▶ [GOAL]:
Would you repeat the listing exactly but omit every picture?
--- start MATERIAL SUPPLIED ---
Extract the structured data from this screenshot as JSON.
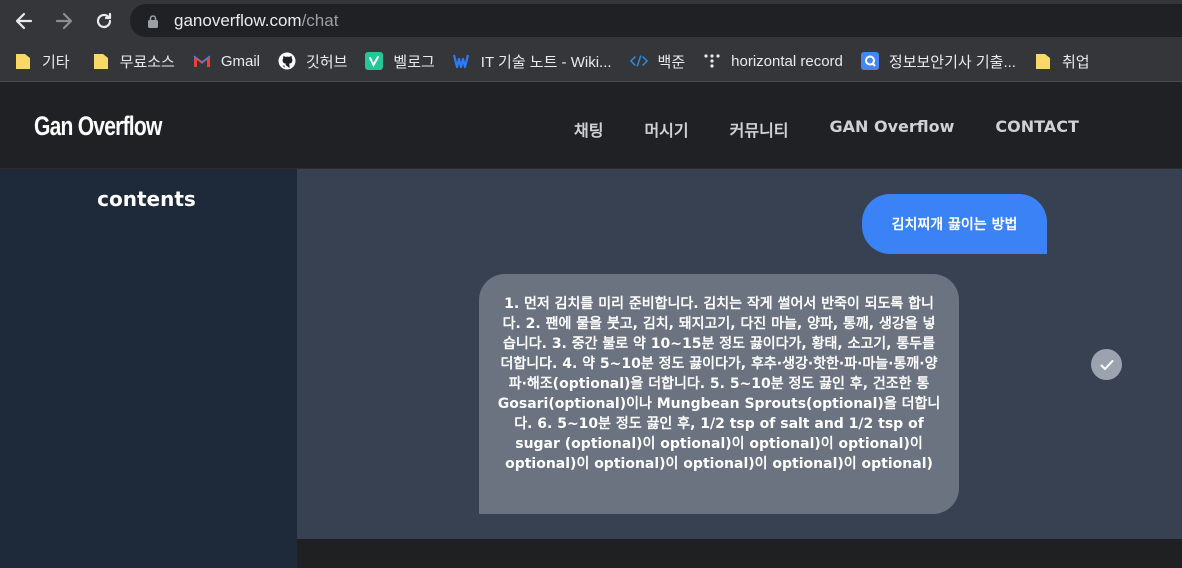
{
  "browser": {
    "url_host": "ganoverflow.com",
    "url_path": "/chat",
    "bookmarks": [
      {
        "label": "기타",
        "icon": "folder-icon"
      },
      {
        "label": "무료소스",
        "icon": "folder-icon"
      },
      {
        "label": "Gmail",
        "icon": "gmail-icon"
      },
      {
        "label": "깃허브",
        "icon": "github-icon"
      },
      {
        "label": "벨로그",
        "icon": "velog-icon"
      },
      {
        "label": "IT 기술 노트 - Wiki...",
        "icon": "wiki-icon"
      },
      {
        "label": "백준",
        "icon": "code-icon"
      },
      {
        "label": "horizontal record",
        "icon": "dots-icon"
      },
      {
        "label": "정보보안기사 기출...",
        "icon": "quizlet-icon"
      },
      {
        "label": "취업",
        "icon": "folder-icon"
      }
    ]
  },
  "header": {
    "logo": "Gan Overflow",
    "nav": [
      "채팅",
      "머시기",
      "커뮤니티",
      "GAN Overflow",
      "CONTACT"
    ]
  },
  "sidebar": {
    "title": "contents"
  },
  "chat": {
    "user_message": "김치찌개 끓이는 방법",
    "bot_message": "1. 먼저 김치를 미리 준비합니다. 김치는 작게 썰어서 반죽이 되도록 합니다. 2. 팬에 물을 붓고, 김치, 돼지고기, 다진 마늘, 양파, 통깨, 생강을 넣습니다. 3. 중간 불로 약 10~15분 정도 끓이다가, 황태, 소고기, 통두를 더합니다. 4. 약 5~10분 정도 끓이다가, 후추·생강·핫한·파·마늘·통깨·양파·해조(optional)을 더합니다. 5. 5~10분 정도 끓인 후, 건조한 통Gosari(optional)이나 Mungbean Sprouts(optional)을 더합니다. 6. 5~10분 정도 끓인 후, 1/2 tsp of salt and 1/2 tsp of sugar (optional)이 optional)이 optional)이 optional)이 optional)이 optional)이 optional)이 optional)이 optional)"
  },
  "colors": {
    "user_bubble": "#3b82f6",
    "bot_bubble": "#6b7280",
    "sidebar_bg": "#1e2939",
    "main_bg": "#374152"
  }
}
--- end MATERIAL SUPPLIED ---
▶ [THE RESULT]:
Extract the structured data from this screenshot as JSON.
{
  "browser": {
    "url_host": "ganoverflow.com",
    "url_path": "/chat",
    "bookmarks": [
      {
        "label": "기타",
        "icon": "folder-icon"
      },
      {
        "label": "무료소스",
        "icon": "folder-icon"
      },
      {
        "label": "Gmail",
        "icon": "gmail-icon"
      },
      {
        "label": "깃허브",
        "icon": "github-icon"
      },
      {
        "label": "벨로그",
        "icon": "velog-icon"
      },
      {
        "label": "IT 기술 노트 - Wiki...",
        "icon": "wiki-icon"
      },
      {
        "label": "백준",
        "icon": "code-icon"
      },
      {
        "label": "horizontal record",
        "icon": "dots-icon"
      },
      {
        "label": "정보보안기사 기출...",
        "icon": "quizlet-icon"
      },
      {
        "label": "취업",
        "icon": "folder-icon"
      }
    ]
  },
  "header": {
    "logo": "Gan Overflow",
    "nav": [
      "채팅",
      "머시기",
      "커뮤니티",
      "GAN Overflow",
      "CONTACT"
    ]
  },
  "sidebar": {
    "title": "contents"
  },
  "chat": {
    "user_message": "김치찌개 끓이는 방법",
    "bot_message": "1. 먼저 김치를 미리 준비합니다. 김치는 작게 썰어서 반죽이 되도록 합니다. 2. 팬에 물을 붓고, 김치, 돼지고기, 다진 마늘, 양파, 통깨, 생강을 넣습니다. 3. 중간 불로 약 10~15분 정도 끓이다가, 황태, 소고기, 통두를 더합니다. 4. 약 5~10분 정도 끓이다가, 후추·생강·핫한·파·마늘·통깨·양파·해조(optional)을 더합니다. 5. 5~10분 정도 끓인 후, 건조한 통Gosari(optional)이나 Mungbean Sprouts(optional)을 더합니다. 6. 5~10분 정도 끓인 후, 1/2 tsp of salt and 1/2 tsp of sugar (optional)이 optional)이 optional)이 optional)이 optional)이 optional)이 optional)이 optional)이 optional)"
  },
  "colors": {
    "user_bubble": "#3b82f6",
    "bot_bubble": "#6b7280",
    "sidebar_bg": "#1e2939",
    "main_bg": "#374152"
  }
}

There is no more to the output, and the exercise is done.